RECORDED DATA

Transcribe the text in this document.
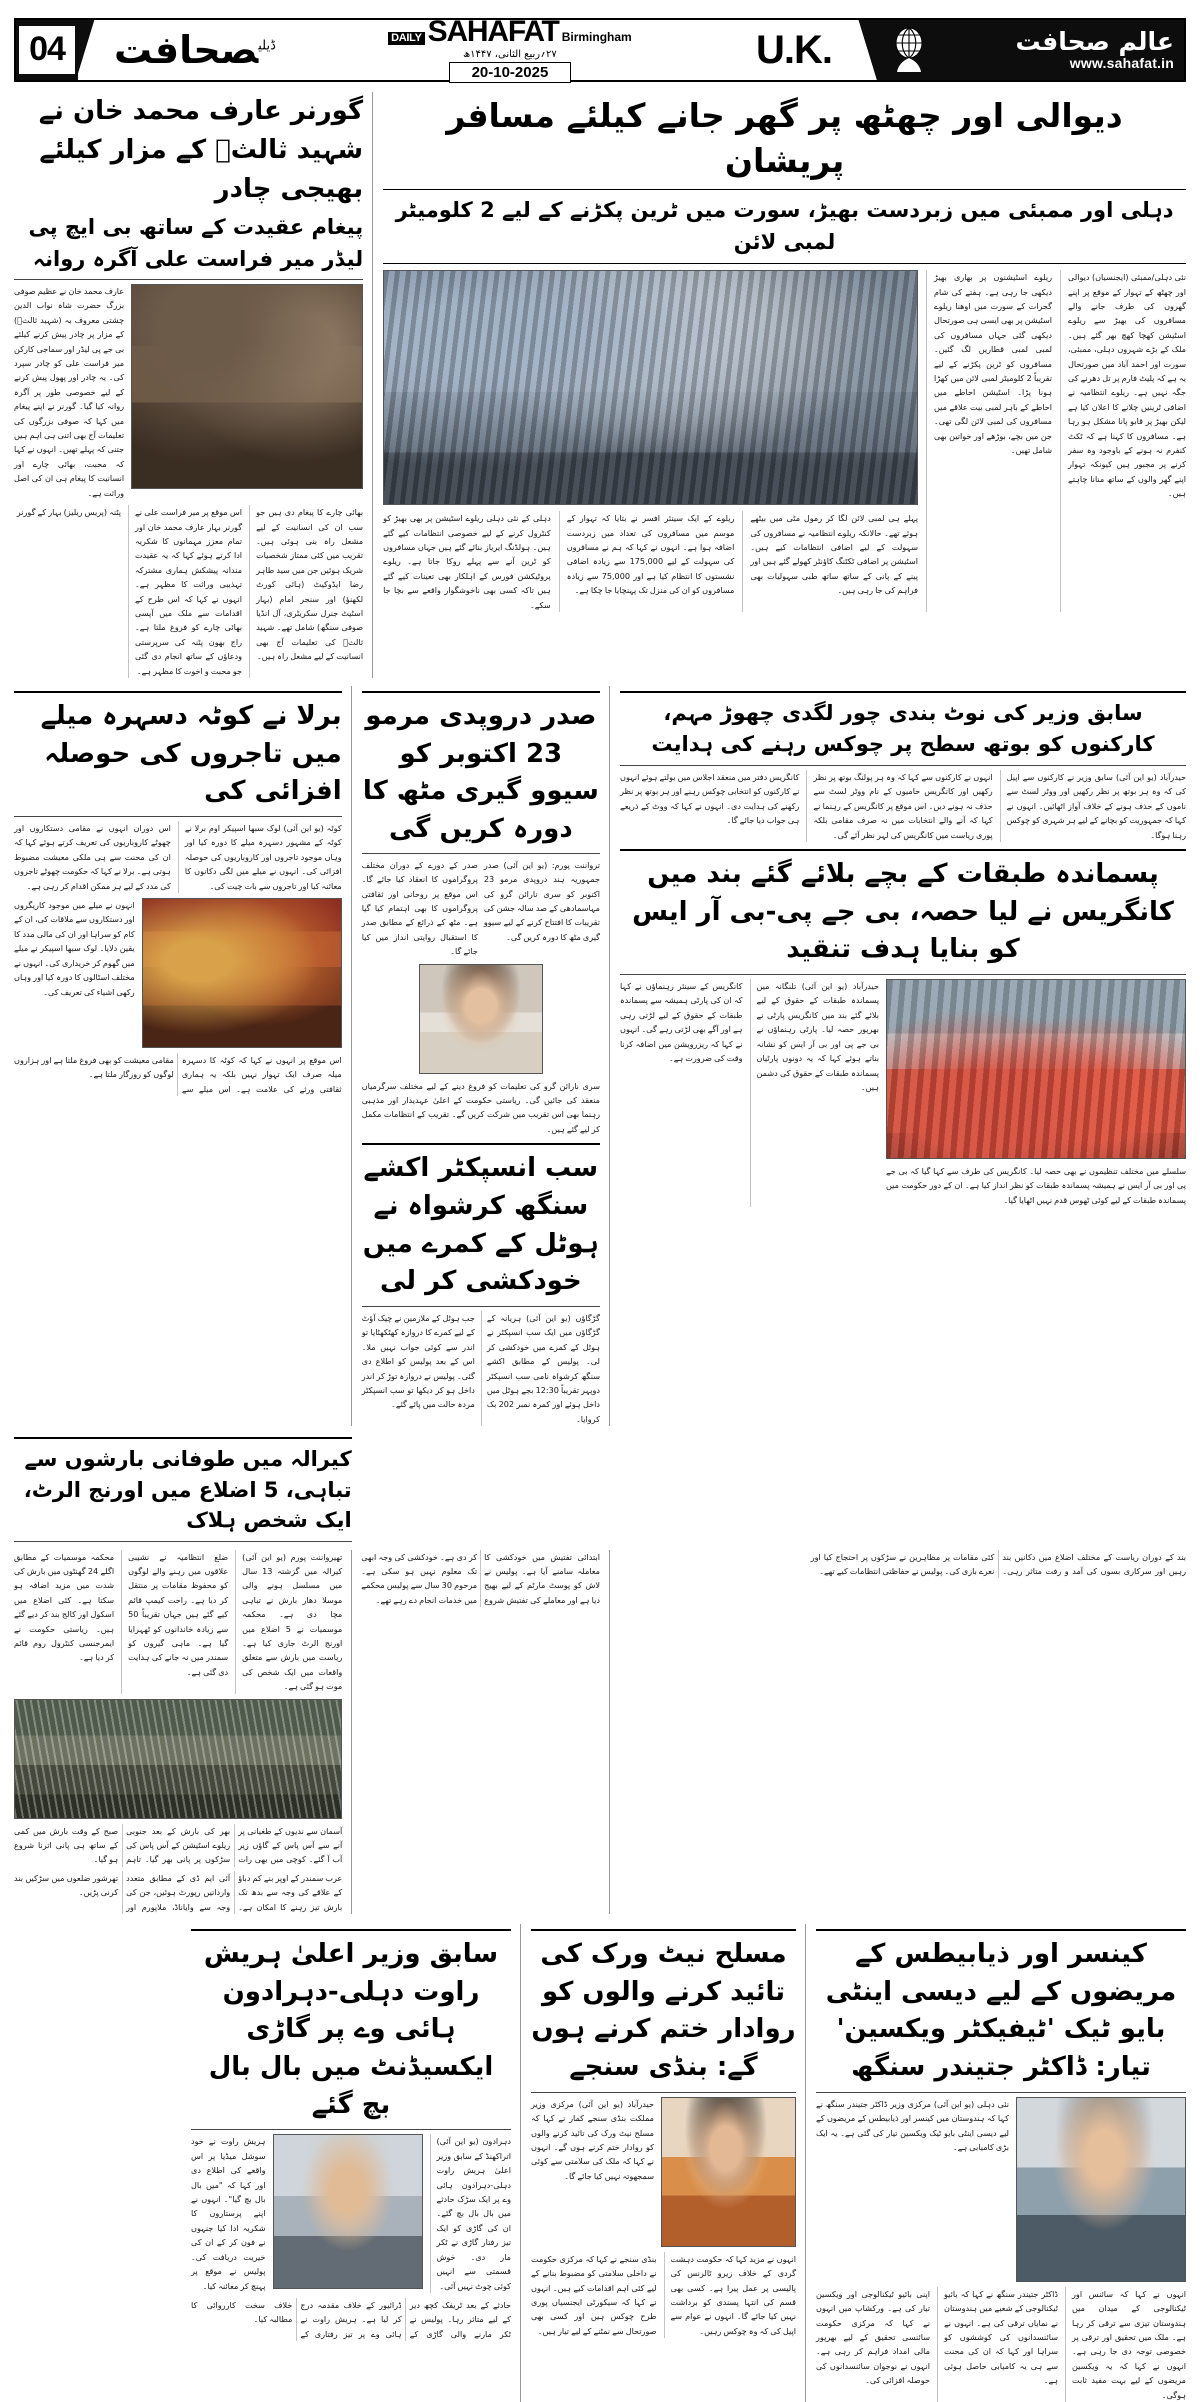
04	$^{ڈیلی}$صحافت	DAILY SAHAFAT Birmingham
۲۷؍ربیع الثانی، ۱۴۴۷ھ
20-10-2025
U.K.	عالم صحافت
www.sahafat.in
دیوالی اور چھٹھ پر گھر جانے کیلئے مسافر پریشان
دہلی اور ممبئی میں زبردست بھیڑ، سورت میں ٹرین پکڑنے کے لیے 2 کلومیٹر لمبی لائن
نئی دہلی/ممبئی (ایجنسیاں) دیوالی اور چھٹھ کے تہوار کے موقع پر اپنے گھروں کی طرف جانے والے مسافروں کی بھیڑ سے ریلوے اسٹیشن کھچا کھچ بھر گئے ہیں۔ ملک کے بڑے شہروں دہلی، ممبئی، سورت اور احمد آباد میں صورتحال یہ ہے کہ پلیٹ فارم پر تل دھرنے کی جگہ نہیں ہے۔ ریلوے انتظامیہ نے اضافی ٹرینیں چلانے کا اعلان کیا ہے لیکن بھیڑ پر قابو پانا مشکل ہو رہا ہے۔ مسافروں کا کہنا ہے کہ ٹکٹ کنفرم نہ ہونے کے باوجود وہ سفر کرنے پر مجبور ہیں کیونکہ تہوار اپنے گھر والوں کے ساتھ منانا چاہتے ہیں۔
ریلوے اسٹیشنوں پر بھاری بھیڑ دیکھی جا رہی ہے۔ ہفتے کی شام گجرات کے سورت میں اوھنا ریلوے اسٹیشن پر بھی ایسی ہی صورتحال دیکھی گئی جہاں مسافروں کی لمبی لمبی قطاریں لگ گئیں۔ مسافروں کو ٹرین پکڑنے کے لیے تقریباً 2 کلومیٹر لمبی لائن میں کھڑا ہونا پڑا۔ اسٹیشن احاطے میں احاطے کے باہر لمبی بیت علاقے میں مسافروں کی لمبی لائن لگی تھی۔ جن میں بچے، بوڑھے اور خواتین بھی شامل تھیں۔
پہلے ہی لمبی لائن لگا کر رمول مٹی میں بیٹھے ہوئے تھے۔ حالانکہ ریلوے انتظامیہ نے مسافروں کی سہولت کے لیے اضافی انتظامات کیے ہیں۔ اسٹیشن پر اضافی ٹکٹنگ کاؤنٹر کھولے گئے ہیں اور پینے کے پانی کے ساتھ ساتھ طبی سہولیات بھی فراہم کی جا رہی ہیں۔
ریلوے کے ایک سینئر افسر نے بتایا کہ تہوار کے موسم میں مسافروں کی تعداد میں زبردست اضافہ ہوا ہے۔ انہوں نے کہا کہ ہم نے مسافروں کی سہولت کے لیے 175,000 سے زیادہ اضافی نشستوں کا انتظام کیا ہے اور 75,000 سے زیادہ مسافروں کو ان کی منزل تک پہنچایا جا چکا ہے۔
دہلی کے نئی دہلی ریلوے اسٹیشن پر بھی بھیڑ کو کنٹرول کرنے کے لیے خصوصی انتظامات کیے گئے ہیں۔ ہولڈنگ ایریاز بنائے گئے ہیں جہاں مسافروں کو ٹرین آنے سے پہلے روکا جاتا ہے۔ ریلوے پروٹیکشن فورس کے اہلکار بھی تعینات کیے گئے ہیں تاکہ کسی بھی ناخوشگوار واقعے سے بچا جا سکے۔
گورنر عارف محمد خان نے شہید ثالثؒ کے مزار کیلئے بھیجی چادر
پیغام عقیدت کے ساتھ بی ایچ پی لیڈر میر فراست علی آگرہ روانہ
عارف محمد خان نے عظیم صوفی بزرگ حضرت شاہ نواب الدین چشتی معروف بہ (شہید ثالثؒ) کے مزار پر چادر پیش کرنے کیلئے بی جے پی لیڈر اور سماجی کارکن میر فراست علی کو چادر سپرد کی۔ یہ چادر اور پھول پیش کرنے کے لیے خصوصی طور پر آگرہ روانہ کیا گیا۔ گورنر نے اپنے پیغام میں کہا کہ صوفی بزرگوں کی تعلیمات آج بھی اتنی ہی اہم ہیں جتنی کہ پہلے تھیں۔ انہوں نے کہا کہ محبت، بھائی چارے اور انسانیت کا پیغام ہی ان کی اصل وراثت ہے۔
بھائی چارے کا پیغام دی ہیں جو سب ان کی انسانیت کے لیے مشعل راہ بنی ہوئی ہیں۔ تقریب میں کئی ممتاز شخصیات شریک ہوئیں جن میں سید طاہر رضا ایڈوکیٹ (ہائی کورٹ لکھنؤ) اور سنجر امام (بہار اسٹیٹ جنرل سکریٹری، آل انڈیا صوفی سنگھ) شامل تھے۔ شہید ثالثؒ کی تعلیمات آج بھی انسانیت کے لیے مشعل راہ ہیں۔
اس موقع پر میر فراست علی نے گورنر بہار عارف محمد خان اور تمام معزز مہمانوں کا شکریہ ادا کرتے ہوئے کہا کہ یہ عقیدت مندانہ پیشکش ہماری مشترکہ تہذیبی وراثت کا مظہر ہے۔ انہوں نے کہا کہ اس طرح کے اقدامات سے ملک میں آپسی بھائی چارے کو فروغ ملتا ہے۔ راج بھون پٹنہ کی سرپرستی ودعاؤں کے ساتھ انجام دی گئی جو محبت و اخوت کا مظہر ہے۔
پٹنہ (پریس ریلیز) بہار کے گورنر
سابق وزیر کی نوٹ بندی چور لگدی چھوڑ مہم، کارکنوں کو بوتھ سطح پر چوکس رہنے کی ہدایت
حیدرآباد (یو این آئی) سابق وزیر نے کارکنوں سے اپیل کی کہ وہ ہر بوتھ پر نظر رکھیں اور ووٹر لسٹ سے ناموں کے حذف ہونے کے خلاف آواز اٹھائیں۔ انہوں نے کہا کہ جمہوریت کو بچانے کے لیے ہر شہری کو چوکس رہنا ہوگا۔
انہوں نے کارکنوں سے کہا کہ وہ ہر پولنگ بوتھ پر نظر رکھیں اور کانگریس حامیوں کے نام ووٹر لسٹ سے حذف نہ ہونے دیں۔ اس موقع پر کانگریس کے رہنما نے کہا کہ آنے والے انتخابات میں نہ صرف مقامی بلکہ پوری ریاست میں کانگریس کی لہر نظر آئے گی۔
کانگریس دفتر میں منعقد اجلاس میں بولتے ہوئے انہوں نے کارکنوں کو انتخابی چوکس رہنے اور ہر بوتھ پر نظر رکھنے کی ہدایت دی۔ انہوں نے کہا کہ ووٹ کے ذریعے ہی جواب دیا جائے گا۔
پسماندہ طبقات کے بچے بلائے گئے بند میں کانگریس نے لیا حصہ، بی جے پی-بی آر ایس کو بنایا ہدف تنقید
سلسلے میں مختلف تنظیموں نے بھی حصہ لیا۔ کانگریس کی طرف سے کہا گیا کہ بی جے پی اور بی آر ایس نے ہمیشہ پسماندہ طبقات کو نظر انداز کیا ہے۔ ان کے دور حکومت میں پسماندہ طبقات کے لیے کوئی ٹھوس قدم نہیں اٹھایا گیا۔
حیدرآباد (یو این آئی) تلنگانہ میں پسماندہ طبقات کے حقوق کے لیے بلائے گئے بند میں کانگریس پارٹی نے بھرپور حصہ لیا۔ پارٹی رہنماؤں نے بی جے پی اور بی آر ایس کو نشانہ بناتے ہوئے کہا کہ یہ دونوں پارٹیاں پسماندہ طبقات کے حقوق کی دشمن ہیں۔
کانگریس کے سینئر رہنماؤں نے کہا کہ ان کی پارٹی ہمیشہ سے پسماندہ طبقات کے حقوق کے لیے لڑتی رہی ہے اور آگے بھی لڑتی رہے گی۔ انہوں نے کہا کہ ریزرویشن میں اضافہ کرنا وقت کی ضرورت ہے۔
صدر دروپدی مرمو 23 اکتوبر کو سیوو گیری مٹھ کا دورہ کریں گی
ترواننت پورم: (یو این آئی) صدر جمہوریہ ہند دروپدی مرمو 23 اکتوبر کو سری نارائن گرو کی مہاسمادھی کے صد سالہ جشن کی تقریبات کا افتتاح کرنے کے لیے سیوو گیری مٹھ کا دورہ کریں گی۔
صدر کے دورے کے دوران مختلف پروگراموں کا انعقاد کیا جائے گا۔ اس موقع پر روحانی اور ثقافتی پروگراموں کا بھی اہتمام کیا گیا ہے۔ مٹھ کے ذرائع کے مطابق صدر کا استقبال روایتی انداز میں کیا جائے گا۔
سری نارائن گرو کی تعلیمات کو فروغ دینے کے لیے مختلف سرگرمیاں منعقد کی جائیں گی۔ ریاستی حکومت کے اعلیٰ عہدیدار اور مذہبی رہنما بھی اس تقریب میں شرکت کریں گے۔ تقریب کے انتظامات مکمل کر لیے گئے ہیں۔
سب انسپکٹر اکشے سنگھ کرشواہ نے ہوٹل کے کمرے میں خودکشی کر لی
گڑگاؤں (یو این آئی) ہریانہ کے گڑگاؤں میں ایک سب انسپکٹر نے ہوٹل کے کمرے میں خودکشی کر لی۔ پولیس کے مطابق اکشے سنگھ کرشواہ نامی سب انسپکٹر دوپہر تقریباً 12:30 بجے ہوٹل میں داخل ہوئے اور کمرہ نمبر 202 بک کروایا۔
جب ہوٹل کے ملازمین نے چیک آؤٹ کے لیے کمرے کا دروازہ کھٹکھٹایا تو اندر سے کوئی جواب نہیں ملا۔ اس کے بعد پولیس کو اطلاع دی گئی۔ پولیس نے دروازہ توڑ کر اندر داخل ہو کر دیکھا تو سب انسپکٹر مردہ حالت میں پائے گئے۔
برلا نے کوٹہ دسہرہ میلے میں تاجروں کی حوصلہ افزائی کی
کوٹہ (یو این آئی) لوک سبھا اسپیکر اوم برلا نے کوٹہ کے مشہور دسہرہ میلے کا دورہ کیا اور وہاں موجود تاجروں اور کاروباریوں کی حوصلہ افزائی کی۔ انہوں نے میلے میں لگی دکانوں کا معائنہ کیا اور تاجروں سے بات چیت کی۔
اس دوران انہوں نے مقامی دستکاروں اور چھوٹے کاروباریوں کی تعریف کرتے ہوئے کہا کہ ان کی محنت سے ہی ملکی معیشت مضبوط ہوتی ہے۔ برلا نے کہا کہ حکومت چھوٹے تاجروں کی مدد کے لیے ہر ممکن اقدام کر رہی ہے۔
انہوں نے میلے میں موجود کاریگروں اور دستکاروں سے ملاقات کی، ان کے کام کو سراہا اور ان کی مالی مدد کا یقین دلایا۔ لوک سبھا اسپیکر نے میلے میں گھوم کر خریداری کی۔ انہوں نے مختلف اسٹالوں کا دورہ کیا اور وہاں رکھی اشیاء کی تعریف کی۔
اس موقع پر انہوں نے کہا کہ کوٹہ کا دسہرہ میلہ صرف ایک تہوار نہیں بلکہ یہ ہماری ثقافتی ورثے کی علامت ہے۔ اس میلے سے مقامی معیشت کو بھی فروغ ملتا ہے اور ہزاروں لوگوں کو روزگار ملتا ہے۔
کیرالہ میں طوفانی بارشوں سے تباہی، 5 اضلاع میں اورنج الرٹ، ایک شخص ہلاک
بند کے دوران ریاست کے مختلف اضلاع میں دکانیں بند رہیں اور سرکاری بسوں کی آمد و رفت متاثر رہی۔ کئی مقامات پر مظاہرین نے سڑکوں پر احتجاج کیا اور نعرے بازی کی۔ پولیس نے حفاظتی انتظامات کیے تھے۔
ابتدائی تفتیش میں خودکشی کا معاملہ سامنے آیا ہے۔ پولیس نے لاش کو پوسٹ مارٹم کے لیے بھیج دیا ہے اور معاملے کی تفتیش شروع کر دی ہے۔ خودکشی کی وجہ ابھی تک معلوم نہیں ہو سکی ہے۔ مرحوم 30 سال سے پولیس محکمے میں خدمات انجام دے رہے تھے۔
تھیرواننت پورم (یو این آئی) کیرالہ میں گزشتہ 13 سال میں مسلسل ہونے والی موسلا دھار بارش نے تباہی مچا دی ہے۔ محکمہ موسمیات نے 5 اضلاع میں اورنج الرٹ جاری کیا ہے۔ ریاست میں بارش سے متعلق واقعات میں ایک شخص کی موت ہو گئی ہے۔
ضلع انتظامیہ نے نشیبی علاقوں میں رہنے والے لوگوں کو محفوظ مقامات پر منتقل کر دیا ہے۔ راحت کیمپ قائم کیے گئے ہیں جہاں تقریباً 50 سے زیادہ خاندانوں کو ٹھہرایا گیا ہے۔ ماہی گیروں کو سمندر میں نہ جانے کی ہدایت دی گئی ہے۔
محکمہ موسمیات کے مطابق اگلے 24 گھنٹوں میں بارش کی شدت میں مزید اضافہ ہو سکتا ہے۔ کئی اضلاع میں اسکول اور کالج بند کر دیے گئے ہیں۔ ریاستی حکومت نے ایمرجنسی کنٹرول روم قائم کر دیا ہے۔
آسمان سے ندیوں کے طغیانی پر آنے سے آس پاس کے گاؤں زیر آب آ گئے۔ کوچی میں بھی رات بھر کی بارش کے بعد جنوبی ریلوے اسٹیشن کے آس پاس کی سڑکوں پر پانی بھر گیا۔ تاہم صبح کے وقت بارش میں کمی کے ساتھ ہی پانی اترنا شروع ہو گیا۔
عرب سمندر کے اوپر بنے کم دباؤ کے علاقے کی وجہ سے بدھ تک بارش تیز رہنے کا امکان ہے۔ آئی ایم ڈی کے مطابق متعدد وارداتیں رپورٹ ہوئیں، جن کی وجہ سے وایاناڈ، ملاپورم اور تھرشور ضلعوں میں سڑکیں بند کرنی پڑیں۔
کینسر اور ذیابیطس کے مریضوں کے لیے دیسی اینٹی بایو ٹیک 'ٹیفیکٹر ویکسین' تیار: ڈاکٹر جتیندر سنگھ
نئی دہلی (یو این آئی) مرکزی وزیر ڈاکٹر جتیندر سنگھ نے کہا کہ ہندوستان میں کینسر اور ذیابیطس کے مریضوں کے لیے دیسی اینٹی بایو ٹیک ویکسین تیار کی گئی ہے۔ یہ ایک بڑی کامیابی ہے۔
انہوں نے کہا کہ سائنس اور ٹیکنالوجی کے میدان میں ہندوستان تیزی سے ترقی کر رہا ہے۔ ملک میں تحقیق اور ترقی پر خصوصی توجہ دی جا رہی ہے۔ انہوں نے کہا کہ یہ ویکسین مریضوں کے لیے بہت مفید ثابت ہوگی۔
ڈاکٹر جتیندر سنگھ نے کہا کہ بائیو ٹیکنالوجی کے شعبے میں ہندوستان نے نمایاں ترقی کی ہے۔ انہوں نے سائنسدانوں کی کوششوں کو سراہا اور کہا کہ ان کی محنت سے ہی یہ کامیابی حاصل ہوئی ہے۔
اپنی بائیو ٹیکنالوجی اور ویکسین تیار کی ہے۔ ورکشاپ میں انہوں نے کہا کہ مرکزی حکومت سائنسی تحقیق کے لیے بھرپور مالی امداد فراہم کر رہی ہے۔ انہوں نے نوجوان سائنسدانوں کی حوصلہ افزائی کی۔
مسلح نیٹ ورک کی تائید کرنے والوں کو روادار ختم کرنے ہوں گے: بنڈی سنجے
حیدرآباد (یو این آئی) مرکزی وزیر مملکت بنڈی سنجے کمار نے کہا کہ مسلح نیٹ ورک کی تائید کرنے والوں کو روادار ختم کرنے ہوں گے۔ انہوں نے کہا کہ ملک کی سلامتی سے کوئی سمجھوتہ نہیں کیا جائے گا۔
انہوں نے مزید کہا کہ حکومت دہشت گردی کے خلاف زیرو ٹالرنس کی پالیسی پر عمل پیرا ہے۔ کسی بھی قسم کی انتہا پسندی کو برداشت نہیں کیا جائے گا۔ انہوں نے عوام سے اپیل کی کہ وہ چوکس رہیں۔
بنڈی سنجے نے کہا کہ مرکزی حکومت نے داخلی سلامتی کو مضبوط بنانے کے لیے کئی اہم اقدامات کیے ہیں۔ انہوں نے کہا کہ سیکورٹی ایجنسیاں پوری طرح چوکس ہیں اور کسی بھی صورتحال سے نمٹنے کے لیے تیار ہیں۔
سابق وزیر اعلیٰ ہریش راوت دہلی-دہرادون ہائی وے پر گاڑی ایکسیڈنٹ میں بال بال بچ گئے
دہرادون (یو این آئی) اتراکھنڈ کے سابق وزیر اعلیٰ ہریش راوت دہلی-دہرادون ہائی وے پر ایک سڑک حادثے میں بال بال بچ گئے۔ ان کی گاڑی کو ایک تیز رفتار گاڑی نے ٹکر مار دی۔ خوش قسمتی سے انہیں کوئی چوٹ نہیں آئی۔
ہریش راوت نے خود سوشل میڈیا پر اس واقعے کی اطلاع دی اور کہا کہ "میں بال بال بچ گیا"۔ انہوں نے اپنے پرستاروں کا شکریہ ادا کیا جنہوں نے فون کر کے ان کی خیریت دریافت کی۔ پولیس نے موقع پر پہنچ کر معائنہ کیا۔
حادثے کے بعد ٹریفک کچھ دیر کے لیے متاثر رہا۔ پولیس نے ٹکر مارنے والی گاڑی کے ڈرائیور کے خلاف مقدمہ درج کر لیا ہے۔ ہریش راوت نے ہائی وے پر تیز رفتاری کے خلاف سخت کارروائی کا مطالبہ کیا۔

TASK GOAL
Locate all lines that include the word "بنڈی" and copy them out.

TASK OUTPUT
مسلح نیٹ ورک کی تائید کرنے والوں کو روادار ختم کرنے ہوں گے: بنڈی سنجے
حیدرآباد (یو این آئی) مرکزی وزیر مملکت بنڈی سنجے کمار نے کہا کہ مسلح نیٹ ورک کی تائید کرنے والوں کو روادار ختم کرنے ہوں گے۔ انہوں نے کہا کہ ملک کی سلامتی سے کوئی سمجھوتہ نہیں کیا جائے گا۔
بنڈی سنجے نے کہا کہ مرکزی حکومت نے داخلی سلامتی کو مضبوط بنانے کے لیے کئی اہم اقدامات کیے ہیں۔ انہوں نے کہا کہ سیکورٹی ایجنسیاں پوری طرح چوکس ہیں اور کسی بھی صورتحال سے نمٹنے کے لیے تیار ہیں۔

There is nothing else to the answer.